### Given text
Danny Breslin

How it is…

Dry Christmas in Poland

It’s that time of the year again, time for the Breslin Christmas message. This year I think it will be a festive “Punch in the Face” nomination.

Some of you might know that the glamorous yet evil Mrs B has Polish relatives on her father’s side; what? You didn’t know? Well congratulations, you know now. We went to visit them earlier this year, an episode I am yet to share with you but I promise I will very soon, I’ve been so busy – sorry.

Anyway, we sent three boxes of Christmas goodies for the families over there in Drezdenko with sweeties and biscuits and bits and pieces. Among these treats we sent a set of three miniature bottles of cognac for cousin Gregor. We shelled out a few quid for postage because they were sizeable boxes, but they were so kind to us while we were there that we wanted to show our appreciation.

A few days ago now one of the boxes came back. It had been opened and rummaged through and note included which informed us that we had attempted to ship prohibited goods. They had x-rayed the box, spotted the cognac and gone in to investigate. When they found it they reckon they disposed of it, right into the pocket of one of them who will, no doubt, be toasting santa at my expense, the thieving little git!

### Work to be completed
Reproduce word for word the passage of the Christmas parcel post from "Dry Christmas in Poland" to "busy – sorry.".

### Data section

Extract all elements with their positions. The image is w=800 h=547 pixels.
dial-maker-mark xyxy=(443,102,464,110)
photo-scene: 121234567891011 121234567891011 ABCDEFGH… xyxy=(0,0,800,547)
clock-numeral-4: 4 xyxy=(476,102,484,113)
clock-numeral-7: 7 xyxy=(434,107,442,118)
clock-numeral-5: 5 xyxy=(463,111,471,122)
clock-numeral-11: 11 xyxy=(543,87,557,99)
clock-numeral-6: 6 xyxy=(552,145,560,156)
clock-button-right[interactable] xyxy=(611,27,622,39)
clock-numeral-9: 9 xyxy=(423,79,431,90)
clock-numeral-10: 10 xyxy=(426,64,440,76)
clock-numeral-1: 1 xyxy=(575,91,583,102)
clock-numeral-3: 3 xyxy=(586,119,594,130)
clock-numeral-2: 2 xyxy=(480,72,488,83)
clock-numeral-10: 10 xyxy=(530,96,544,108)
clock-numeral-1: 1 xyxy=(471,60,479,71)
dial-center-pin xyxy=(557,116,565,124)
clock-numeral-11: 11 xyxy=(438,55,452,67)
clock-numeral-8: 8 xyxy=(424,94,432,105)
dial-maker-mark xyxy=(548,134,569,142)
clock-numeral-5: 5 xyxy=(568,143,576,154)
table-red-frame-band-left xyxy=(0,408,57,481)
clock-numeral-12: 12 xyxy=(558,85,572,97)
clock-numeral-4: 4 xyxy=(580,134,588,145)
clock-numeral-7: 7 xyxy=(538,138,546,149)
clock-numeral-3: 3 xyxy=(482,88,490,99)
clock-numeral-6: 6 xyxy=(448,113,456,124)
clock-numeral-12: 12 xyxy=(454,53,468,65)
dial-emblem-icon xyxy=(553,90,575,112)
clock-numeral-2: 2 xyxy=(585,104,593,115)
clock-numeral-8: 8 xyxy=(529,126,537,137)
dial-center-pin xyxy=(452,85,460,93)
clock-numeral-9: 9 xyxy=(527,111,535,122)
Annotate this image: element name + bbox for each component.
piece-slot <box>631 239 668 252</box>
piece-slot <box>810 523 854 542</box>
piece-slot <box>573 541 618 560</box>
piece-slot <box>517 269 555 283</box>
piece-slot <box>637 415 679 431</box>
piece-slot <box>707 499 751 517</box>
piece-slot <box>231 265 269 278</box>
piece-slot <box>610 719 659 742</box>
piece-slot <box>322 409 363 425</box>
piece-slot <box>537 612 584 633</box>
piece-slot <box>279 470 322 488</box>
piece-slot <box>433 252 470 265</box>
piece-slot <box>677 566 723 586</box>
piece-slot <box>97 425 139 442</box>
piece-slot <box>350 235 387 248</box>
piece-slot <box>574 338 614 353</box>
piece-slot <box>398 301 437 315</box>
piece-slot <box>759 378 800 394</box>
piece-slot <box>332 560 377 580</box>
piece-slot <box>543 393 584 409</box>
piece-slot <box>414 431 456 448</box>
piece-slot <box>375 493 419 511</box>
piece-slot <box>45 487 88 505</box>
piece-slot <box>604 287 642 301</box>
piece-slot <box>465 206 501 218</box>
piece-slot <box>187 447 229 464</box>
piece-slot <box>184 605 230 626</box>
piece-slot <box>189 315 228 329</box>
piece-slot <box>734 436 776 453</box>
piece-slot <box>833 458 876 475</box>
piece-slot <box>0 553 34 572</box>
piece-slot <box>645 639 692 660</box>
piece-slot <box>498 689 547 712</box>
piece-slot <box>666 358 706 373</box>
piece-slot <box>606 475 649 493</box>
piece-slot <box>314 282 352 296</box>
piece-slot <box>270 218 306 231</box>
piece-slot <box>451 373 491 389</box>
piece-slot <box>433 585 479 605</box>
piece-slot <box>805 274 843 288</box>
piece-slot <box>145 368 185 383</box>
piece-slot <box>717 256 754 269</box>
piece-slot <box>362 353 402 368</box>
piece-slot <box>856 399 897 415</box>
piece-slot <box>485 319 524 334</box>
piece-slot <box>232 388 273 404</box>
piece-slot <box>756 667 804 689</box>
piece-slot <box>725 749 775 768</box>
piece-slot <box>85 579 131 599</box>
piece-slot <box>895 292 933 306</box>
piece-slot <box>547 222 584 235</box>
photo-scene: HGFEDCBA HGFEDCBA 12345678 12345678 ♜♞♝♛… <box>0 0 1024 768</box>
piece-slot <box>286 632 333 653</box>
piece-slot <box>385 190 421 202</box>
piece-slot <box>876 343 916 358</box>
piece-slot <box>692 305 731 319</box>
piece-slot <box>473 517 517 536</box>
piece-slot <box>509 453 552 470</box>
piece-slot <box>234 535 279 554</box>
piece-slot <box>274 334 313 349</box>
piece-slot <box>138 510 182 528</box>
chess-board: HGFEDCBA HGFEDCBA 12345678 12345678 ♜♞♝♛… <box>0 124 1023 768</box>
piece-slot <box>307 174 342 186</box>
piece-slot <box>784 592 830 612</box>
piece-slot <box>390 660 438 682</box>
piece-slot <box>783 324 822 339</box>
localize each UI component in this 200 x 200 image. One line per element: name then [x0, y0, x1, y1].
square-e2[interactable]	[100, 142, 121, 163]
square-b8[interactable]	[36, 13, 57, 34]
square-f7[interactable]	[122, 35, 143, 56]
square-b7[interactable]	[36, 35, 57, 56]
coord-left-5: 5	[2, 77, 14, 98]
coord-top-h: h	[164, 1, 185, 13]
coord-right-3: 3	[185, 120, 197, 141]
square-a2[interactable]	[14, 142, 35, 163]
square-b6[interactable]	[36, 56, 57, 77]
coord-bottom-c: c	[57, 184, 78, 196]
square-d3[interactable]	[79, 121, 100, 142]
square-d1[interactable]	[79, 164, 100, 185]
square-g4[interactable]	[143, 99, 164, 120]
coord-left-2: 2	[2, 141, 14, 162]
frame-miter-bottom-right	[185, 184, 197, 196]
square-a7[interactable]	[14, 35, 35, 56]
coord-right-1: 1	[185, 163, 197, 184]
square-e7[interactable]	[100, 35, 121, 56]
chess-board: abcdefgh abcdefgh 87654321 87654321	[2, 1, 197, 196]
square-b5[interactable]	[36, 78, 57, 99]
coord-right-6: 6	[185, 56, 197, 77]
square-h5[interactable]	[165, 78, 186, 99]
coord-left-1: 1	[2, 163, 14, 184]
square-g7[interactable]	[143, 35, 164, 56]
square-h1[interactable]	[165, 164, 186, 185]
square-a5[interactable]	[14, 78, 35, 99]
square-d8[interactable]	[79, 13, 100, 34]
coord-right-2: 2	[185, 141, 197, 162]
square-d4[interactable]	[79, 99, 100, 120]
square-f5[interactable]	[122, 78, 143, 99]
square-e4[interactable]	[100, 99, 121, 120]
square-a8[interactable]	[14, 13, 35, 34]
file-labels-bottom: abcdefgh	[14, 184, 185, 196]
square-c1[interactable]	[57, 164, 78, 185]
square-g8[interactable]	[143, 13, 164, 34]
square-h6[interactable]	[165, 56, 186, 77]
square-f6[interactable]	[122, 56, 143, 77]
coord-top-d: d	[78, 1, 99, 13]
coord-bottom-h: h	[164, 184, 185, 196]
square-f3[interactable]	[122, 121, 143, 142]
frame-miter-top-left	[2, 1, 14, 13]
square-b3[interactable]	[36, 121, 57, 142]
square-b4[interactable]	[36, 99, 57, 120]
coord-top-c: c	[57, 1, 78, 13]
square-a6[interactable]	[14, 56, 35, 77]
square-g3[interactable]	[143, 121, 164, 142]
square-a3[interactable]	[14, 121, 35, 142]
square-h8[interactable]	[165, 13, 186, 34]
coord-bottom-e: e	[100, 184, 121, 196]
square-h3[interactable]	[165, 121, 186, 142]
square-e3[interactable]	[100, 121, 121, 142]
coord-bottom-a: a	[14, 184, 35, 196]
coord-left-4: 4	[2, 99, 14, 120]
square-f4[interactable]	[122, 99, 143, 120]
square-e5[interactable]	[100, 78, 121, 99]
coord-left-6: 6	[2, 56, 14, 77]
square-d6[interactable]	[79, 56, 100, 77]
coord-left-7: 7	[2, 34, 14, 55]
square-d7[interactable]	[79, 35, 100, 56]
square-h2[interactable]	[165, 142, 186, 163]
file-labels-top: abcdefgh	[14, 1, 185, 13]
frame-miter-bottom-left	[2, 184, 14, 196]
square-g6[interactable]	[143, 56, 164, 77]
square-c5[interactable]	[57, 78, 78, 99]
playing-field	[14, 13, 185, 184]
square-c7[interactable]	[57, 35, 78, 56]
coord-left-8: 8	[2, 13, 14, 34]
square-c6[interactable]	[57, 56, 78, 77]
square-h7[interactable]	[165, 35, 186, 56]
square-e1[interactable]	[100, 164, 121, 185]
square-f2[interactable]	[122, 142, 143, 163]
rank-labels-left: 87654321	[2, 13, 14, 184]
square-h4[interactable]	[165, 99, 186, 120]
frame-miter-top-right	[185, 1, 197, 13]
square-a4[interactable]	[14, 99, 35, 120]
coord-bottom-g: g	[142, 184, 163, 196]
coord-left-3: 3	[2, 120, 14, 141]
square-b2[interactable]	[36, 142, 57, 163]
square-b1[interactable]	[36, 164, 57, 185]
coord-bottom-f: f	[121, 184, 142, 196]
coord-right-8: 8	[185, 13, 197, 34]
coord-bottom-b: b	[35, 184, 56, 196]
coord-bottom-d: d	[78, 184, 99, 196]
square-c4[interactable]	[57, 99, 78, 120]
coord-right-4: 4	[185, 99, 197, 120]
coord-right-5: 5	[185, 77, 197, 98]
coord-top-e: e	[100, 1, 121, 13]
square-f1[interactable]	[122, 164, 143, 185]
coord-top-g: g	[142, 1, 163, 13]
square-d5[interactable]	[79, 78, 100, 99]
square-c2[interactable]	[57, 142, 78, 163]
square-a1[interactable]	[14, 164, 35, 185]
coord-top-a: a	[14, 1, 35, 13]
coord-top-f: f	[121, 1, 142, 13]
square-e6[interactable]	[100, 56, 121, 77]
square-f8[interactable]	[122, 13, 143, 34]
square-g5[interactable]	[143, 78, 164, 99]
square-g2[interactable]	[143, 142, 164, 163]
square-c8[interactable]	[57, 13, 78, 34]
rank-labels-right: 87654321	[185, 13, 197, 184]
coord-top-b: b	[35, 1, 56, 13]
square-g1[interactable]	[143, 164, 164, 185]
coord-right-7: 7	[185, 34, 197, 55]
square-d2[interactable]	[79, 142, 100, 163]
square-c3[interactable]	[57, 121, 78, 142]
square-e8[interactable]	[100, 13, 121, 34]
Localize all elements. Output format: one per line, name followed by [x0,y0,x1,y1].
* * *
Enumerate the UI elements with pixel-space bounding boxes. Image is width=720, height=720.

### Solution for this task
Dry Christmas in Poland

It’s that time of the year again, time for the Breslin Christmas message. This year I think it will be a festive “Punch in the Face” nomination.

Some of you might know that the glamorous yet evil Mrs B has Polish relatives on her father’s side; what? You didn’t know? Well congratulations, you know now. We went to visit them earlier this year, an episode I am yet to share with you but I promise I will very soon, I’ve been so busy – sorry.